Exercise: Return each entry exactly, omitting nothing.

Stored items from a collection:
========================================

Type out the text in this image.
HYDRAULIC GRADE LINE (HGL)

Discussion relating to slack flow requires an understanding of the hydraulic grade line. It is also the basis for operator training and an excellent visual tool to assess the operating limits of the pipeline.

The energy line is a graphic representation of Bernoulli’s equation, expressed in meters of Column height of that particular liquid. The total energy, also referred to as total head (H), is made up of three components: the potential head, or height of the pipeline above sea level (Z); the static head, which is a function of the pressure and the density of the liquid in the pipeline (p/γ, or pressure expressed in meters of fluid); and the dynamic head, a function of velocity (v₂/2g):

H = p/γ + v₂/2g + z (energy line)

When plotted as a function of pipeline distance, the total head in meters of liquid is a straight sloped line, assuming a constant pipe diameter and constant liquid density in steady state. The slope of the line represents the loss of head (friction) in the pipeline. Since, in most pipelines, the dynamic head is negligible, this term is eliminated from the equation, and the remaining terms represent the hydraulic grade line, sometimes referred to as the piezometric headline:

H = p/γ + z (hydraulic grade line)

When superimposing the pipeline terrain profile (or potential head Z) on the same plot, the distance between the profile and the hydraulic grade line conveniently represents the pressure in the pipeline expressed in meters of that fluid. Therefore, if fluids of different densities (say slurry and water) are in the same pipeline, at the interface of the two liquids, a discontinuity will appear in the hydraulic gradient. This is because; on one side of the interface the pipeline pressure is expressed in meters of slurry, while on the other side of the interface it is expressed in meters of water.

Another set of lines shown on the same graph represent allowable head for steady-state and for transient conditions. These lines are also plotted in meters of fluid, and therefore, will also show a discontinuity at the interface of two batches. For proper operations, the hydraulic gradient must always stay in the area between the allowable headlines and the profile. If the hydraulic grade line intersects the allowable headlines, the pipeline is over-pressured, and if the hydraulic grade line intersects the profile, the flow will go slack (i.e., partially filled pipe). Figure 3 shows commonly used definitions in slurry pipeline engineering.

========================================

Response:
Type out the text in this image.
HYDRAULIC GRADE LINE (HGL)

Discussion relating to slack flow requires an understanding of the hydraulic grade line. It is also the basis for operator training and an excellent visual tool to assess the operating limits of the pipeline.

The energy line is a graphic representation of Bernoulli’s equation, expressed in meters of Column height of that particular liquid. The total energy, also referred to as total head (H), is made up of three components: the potential head, or height of the pipeline above sea level (Z); the static head, which is a function of the pressure and the density of the liquid in the pipeline (p/γ, or pressure expressed in meters of fluid); and the dynamic head, a function of velocity (v₂/2g):

H = p/γ + v₂/2g + z (energy line)

When plotted as a function of pipeline distance, the total head in meters of liquid is a straight sloped line, assuming a constant pipe diameter and constant liquid density in steady state. The slope of the line represents the loss of head (friction) in the pipeline. Since, in most pipelines, the dynamic head is negligible, this term is eliminated from the equation, and the remaining terms represent the hydraulic grade line, sometimes referred to as the piezometric headline:

H = p/γ + z (hydraulic grade line)

When superimposing the pipeline terrain profile (or potential head Z) on the same plot, the distance between the profile and the hydraulic grade line conveniently represents the pressure in the pipeline expressed in meters of that fluid. Therefore, if fluids of different densities (say slurry and water) are in the same pipeline, at the interface of the two liquids, a discontinuity will appear in the hydraulic gradient. This is because; on one side of the interface the pipeline pressure is expressed in meters of slurry, while on the other side of the interface it is expressed in meters of water.

Another set of lines shown on the same graph represent allowable head for steady-state and for transient conditions. These lines are also plotted in meters of fluid, and therefore, will also show a discontinuity at the interface of two batches. For proper operations, the hydraulic gradient must always stay in the area between the allowable headlines and the profile. If the hydraulic grade line intersects the allowable headlines, the pipeline is over-pressured, and if the hydraulic grade line intersects the profile, the flow will go slack (i.e., partially filled pipe). Figure 3 shows commonly used definitions in slurry pipeline engineering.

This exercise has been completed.